START TASK INPUT

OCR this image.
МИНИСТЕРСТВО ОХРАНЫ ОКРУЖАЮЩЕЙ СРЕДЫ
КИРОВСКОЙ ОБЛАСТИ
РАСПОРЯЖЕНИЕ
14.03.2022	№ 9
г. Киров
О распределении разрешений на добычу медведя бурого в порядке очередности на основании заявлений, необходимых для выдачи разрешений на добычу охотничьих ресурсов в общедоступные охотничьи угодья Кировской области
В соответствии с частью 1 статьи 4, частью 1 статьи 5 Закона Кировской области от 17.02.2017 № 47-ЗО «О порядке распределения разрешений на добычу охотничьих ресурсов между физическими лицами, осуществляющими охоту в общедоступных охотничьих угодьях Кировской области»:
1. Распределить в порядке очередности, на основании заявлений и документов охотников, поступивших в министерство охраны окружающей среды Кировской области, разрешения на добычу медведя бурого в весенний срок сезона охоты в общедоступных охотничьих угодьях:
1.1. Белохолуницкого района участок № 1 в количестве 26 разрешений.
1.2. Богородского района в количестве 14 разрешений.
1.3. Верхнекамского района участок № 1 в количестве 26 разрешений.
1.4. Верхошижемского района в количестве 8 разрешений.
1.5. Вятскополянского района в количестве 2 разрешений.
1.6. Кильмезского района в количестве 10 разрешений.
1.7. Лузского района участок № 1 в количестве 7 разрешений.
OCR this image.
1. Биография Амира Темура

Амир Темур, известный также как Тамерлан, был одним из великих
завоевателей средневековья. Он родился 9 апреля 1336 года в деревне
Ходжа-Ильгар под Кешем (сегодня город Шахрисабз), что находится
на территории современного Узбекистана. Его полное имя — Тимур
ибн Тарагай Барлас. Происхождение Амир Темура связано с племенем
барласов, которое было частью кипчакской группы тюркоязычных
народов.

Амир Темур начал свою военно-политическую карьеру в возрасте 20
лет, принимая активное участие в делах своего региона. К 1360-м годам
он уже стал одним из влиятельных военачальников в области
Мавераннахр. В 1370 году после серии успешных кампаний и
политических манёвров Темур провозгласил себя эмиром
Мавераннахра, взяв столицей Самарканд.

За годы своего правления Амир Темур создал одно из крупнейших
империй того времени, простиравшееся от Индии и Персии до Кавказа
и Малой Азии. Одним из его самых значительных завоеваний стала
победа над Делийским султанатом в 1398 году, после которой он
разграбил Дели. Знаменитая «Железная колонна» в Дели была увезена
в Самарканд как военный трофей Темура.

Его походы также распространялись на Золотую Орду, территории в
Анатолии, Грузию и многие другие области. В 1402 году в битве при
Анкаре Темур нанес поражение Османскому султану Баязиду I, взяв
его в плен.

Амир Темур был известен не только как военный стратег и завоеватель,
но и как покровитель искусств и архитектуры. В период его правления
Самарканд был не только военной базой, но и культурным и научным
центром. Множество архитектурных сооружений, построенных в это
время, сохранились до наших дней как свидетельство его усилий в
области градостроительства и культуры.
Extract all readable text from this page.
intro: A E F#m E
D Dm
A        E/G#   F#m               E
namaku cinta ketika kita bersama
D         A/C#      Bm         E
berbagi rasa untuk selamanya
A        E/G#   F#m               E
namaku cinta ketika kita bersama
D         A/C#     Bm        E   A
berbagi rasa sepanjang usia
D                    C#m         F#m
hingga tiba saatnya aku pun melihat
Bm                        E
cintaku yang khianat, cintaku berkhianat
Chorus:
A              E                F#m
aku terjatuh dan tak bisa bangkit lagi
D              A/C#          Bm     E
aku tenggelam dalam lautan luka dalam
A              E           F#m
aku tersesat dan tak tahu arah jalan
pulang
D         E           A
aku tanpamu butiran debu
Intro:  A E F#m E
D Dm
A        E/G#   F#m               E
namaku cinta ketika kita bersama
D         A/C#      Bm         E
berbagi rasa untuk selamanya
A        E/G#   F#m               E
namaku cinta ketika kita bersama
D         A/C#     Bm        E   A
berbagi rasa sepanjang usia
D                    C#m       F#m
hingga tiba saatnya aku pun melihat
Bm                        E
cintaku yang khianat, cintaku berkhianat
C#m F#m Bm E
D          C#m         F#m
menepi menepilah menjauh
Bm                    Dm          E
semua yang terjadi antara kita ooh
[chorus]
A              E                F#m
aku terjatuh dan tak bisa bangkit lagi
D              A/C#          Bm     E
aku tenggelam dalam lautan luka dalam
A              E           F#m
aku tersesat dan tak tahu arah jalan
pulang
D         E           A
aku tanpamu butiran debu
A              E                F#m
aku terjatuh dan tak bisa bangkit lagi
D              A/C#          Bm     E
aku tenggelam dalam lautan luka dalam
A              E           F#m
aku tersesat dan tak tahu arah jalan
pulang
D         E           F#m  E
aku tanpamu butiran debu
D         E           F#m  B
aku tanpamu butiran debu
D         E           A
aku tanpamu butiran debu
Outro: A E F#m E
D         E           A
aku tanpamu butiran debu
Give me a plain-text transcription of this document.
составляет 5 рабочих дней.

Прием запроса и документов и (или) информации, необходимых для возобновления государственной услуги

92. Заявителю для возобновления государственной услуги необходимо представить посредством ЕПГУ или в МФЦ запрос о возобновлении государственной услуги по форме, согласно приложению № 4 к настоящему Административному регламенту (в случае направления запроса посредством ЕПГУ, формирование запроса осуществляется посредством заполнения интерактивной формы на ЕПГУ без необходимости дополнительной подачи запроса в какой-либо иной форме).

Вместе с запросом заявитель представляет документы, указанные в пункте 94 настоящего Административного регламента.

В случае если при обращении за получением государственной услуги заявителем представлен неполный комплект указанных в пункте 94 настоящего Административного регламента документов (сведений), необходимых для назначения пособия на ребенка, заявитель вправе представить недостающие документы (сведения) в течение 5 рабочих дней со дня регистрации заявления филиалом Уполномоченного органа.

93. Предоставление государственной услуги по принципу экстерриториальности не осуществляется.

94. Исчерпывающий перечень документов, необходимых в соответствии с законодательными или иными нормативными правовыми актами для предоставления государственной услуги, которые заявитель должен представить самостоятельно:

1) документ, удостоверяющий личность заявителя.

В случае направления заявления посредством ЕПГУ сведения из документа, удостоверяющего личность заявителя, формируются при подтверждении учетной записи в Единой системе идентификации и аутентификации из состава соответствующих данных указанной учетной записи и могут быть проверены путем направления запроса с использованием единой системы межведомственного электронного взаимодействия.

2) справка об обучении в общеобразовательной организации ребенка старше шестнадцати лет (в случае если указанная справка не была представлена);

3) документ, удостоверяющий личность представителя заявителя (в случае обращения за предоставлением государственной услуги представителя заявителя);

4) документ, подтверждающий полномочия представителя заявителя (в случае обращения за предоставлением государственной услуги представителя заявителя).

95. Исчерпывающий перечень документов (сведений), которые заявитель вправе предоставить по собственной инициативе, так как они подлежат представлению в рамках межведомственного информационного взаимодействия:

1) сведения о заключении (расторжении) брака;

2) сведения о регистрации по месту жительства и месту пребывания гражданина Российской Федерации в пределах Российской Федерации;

END TASK INPUT

- DIRECTIONS
Retype the material above, line by line, exactly.

- SOLVED EXERCISE
OCR this image.
МИНИСТЕРСТВО ОХРАНЫ ОКРУЖАЮЩЕЙ СРЕДЫ
КИРОВСКОЙ ОБЛАСТИ
РАСПОРЯЖЕНИЕ
14.03.2022	№ 9
г. Киров
О распределении разрешений на добычу медведя бурого в порядке очередности на основании заявлений, необходимых для выдачи разрешений на добычу охотничьих ресурсов в общедоступные охотничьи угодья Кировской области
В соответствии с частью 1 статьи 4, частью 1 статьи 5 Закона Кировской области от 17.02.2017 № 47-ЗО «О порядке распределения разрешений на добычу охотничьих ресурсов между физическими лицами, осуществляющими охоту в общедоступных охотничьих угодьях Кировской области»:
1. Распределить в порядке очередности, на основании заявлений и документов охотников, поступивших в министерство охраны окружающей среды Кировской области, разрешения на добычу медведя бурого в весенний срок сезона охоты в общедоступных охотничьих угодьях:
1.1. Белохолуницкого района участок № 1 в количестве 26 разрешений.
1.2. Богородского района в количестве 14 разрешений.
1.3. Верхнекамского района участок № 1 в количестве 26 разрешений.
1.4. Верхошижемского района в количестве 8 разрешений.
1.5. Вятскополянского района в количестве 2 разрешений.
1.6. Кильмезского района в количестве 10 разрешений.
1.7. Лузского района участок № 1 в количестве 7 разрешений.
OCR this image.
1. Биография Амира Темура

Амир Темур, известный также как Тамерлан, был одним из великих
завоевателей средневековья. Он родился 9 апреля 1336 года в деревне
Ходжа-Ильгар под Кешем (сегодня город Шахрисабз), что находится
на территории современного Узбекистана. Его полное имя — Тимур
ибн Тарагай Барлас. Происхождение Амир Темура связано с племенем
барласов, которое было частью кипчакской группы тюркоязычных
народов.

Амир Темур начал свою военно-политическую карьеру в возрасте 20
лет, принимая активное участие в делах своего региона. К 1360-м годам
он уже стал одним из влиятельных военачальников в области
Мавераннахр. В 1370 году после серии успешных кампаний и
политических манёвров Темур провозгласил себя эмиром
Мавераннахра, взяв столицей Самарканд.

За годы своего правления Амир Темур создал одно из крупнейших
империй того времени, простиравшееся от Индии и Персии до Кавказа
и Малой Азии. Одним из его самых значительных завоеваний стала
победа над Делийским султанатом в 1398 году, после которой он
разграбил Дели. Знаменитая «Железная колонна» в Дели была увезена
в Самарканд как военный трофей Темура.

Его походы также распространялись на Золотую Орду, территории в
Анатолии, Грузию и многие другие области. В 1402 году в битве при
Анкаре Темур нанес поражение Османскому султану Баязиду I, взяв
его в плен.

Амир Темур был известен не только как военный стратег и завоеватель,
но и как покровитель искусств и архитектуры. В период его правления
Самарканд был не только военной базой, но и культурным и научным
центром. Множество архитектурных сооружений, построенных в это
время, сохранились до наших дней как свидетельство его усилий в
области градостроительства и культуры.
Extract all readable text from this page.
intro: A E F#m E
D Dm
A        E/G#   F#m               E
namaku cinta ketika kita bersama
D         A/C#      Bm         E
berbagi rasa untuk selamanya
A        E/G#   F#m               E
namaku cinta ketika kita bersama
D         A/C#     Bm        E   A
berbagi rasa sepanjang usia
D                    C#m         F#m
hingga tiba saatnya aku pun melihat
Bm                        E
cintaku yang khianat, cintaku berkhianat
Chorus:
A              E                F#m
aku terjatuh dan tak bisa bangkit lagi
D              A/C#          Bm     E
aku tenggelam dalam lautan luka dalam
A              E           F#m
aku tersesat dan tak tahu arah jalan
pulang
D         E           A
aku tanpamu butiran debu
Intro:  A E F#m E
D Dm
A        E/G#   F#m               E
namaku cinta ketika kita bersama
D         A/C#      Bm         E
berbagi rasa untuk selamanya
A        E/G#   F#m               E
namaku cinta ketika kita bersama
D         A/C#     Bm        E   A
berbagi rasa sepanjang usia
D                    C#m       F#m
hingga tiba saatnya aku pun melihat
Bm                        E
cintaku yang khianat, cintaku berkhianat
C#m F#m Bm E
D          C#m         F#m
menepi menepilah menjauh
Bm                    Dm          E
semua yang terjadi antara kita ooh
[chorus]
A              E                F#m
aku terjatuh dan tak bisa bangkit lagi
D              A/C#          Bm     E
aku tenggelam dalam lautan luka dalam
A              E           F#m
aku tersesat dan tak tahu arah jalan
pulang
D         E           A
aku tanpamu butiran debu
A              E                F#m
aku terjatuh dan tak bisa bangkit lagi
D              A/C#          Bm     E
aku tenggelam dalam lautan luka dalam
A              E           F#m
aku tersesat dan tak tahu arah jalan
pulang
D         E           F#m  E
aku tanpamu butiran debu
D         E           F#m  B
aku tanpamu butiran debu
D         E           A
aku tanpamu butiran debu
Outro: A E F#m E
D         E           A
aku tanpamu butiran debu
Give me a plain-text transcription of this document.
составляет 5 рабочих дней.

Прием запроса и документов и (или) информации, необходимых для возобновления государственной услуги

92. Заявителю для возобновления государственной услуги необходимо представить посредством ЕПГУ или в МФЦ запрос о возобновлении государственной услуги по форме, согласно приложению № 4 к настоящему Административному регламенту (в случае направления запроса посредством ЕПГУ, формирование запроса осуществляется посредством заполнения интерактивной формы на ЕПГУ без необходимости дополнительной подачи запроса в какой-либо иной форме).

Вместе с запросом заявитель представляет документы, указанные в пункте 94 настоящего Административного регламента.

В случае если при обращении за получением государственной услуги заявителем представлен неполный комплект указанных в пункте 94 настоящего Административного регламента документов (сведений), необходимых для назначения пособия на ребенка, заявитель вправе представить недостающие документы (сведения) в течение 5 рабочих дней со дня регистрации заявления филиалом Уполномоченного органа.

93. Предоставление государственной услуги по принципу экстерриториальности не осуществляется.

94. Исчерпывающий перечень документов, необходимых в соответствии с законодательными или иными нормативными правовыми актами для предоставления государственной услуги, которые заявитель должен представить самостоятельно:

1) документ, удостоверяющий личность заявителя.

В случае направления заявления посредством ЕПГУ сведения из документа, удостоверяющего личность заявителя, формируются при подтверждении учетной записи в Единой системе идентификации и аутентификации из состава соответствующих данных указанной учетной записи и могут быть проверены путем направления запроса с использованием единой системы межведомственного электронного взаимодействия.

2) справка об обучении в общеобразовательной организации ребенка старше шестнадцати лет (в случае если указанная справка не была представлена);

3) документ, удостоверяющий личность представителя заявителя (в случае обращения за предоставлением государственной услуги представителя заявителя);

4) документ, подтверждающий полномочия представителя заявителя (в случае обращения за предоставлением государственной услуги представителя заявителя).

95. Исчерпывающий перечень документов (сведений), которые заявитель вправе предоставить по собственной инициативе, так как они подлежат представлению в рамках межведомственного информационного взаимодействия:

1) сведения о заключении (расторжении) брака;

2) сведения о регистрации по месту жительства и месту пребывания гражданина Российской Федерации в пределах Российской Федерации;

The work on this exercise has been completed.